* Objective: Count every line of the listing where the string "форме" occurs, and reply with the count alone.

* Source data:

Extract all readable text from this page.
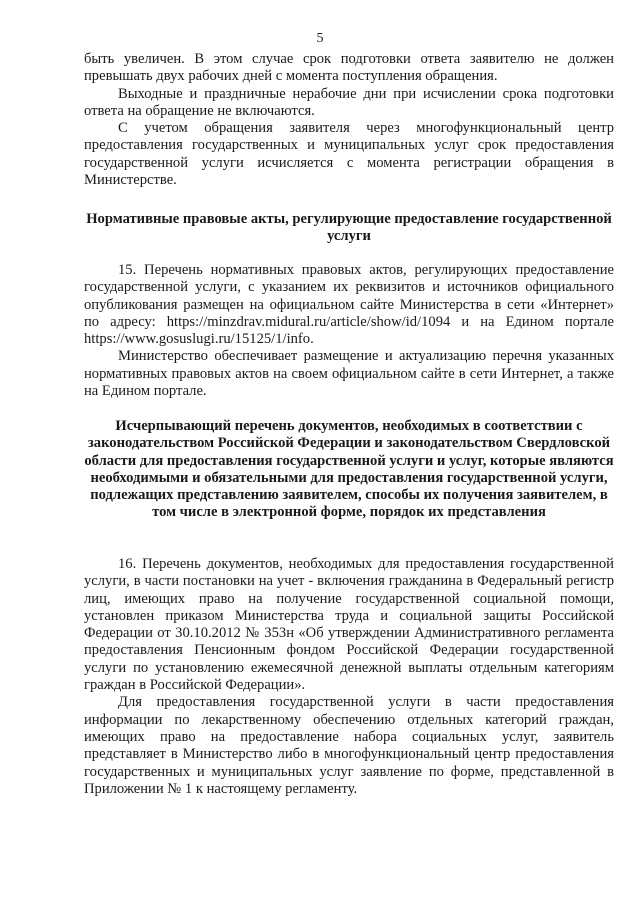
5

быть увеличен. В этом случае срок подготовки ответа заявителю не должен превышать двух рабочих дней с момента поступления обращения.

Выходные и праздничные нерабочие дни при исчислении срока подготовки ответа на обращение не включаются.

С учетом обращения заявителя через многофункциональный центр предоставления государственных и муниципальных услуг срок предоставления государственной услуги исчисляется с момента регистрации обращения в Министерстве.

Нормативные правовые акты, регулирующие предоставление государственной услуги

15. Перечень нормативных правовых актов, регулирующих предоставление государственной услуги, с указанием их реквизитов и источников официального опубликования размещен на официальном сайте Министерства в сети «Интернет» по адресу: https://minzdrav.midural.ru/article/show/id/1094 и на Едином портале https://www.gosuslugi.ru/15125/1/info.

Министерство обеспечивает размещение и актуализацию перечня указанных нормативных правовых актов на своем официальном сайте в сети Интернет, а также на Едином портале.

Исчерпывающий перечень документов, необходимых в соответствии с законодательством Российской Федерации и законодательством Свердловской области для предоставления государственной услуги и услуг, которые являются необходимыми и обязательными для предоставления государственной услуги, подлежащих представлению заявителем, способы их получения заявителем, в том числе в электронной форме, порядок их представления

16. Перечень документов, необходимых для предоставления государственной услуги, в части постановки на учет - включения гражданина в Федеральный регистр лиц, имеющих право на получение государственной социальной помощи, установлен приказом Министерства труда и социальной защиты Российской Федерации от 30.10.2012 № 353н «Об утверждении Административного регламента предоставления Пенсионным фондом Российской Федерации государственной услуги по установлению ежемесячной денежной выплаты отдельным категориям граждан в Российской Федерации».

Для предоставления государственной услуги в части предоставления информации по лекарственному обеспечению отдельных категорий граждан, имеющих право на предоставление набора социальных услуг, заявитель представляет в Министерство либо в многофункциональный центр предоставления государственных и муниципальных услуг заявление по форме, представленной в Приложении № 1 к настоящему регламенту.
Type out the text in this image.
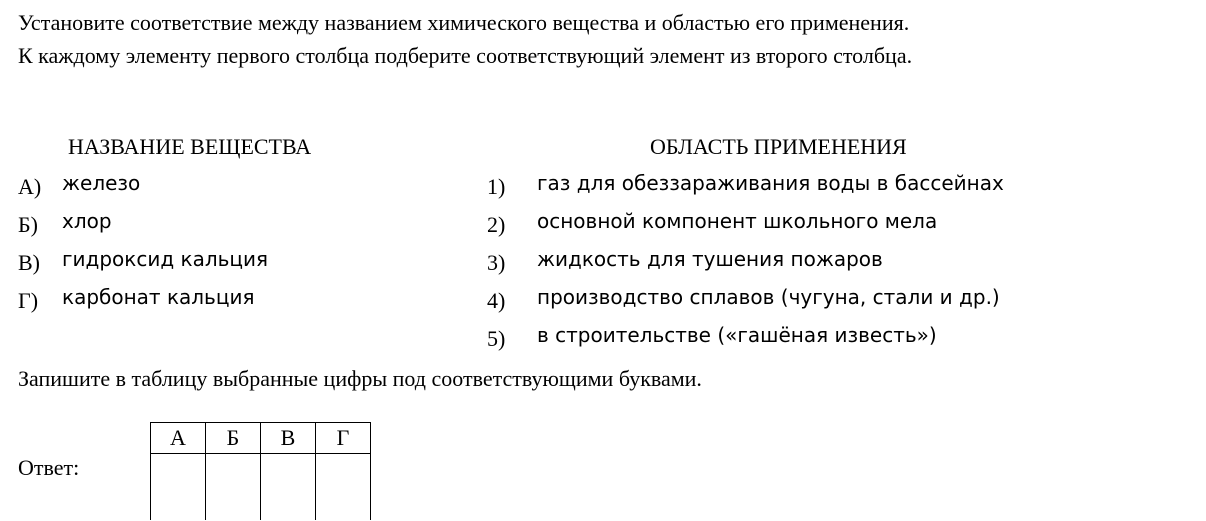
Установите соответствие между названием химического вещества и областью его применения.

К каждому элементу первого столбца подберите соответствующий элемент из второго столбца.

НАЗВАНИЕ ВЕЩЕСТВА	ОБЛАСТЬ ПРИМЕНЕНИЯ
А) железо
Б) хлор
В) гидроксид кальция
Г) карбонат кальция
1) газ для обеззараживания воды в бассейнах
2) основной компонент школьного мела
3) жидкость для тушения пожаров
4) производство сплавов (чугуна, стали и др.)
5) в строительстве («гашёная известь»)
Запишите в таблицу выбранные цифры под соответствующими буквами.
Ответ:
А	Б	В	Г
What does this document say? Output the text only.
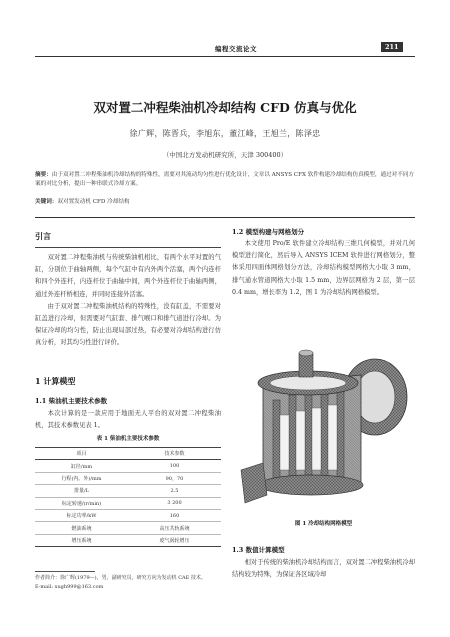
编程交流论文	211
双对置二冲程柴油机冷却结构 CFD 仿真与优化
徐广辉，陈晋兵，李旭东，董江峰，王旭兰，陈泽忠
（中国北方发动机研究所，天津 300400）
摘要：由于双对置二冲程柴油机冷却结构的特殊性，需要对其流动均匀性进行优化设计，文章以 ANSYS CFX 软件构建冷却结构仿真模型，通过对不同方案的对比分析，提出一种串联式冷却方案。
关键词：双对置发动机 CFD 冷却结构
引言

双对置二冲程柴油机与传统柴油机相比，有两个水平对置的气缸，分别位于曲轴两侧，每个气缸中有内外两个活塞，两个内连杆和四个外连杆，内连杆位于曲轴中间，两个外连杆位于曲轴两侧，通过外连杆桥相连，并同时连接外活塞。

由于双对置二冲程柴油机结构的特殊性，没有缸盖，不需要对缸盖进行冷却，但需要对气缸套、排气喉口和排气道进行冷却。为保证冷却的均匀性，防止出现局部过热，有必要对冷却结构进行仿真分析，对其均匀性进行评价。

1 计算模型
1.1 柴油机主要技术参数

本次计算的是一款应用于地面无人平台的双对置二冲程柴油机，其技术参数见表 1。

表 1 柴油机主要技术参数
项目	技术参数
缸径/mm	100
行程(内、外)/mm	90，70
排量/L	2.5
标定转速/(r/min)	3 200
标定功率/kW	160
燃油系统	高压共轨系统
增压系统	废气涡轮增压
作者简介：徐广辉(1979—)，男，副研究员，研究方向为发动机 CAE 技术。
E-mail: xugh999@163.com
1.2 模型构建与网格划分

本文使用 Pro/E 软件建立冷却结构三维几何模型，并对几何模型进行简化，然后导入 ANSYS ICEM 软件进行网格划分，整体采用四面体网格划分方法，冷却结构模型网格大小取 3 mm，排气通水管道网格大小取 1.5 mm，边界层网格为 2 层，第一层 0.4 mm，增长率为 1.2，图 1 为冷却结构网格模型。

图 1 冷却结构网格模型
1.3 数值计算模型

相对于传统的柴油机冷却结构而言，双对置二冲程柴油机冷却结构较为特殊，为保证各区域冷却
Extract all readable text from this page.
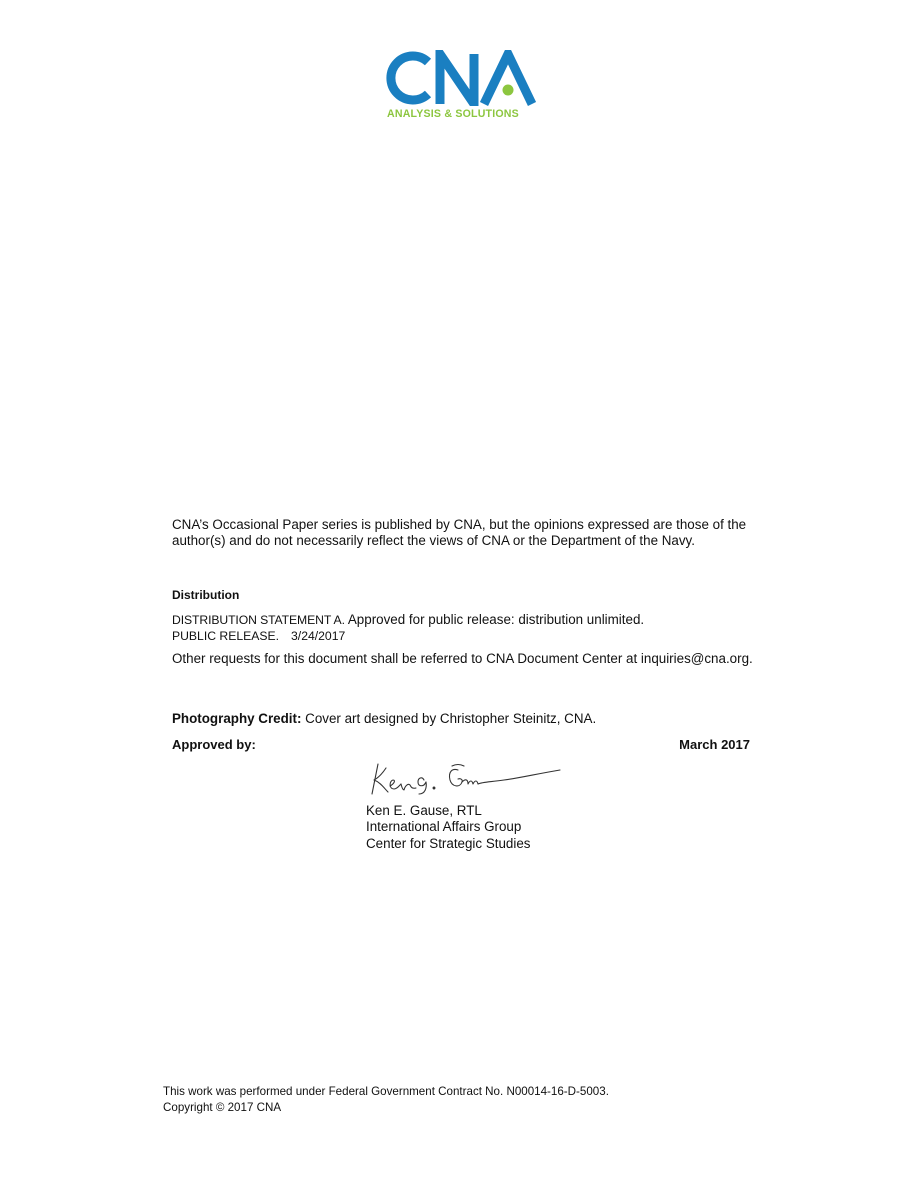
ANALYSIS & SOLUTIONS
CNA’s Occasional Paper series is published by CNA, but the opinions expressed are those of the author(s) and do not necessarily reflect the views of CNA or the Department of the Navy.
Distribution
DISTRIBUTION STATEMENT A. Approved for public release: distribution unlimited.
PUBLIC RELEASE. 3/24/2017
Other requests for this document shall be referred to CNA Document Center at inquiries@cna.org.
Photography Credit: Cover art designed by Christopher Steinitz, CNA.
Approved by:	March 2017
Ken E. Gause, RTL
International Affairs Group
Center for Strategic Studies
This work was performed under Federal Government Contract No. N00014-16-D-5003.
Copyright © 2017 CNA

* Answer for the task: 2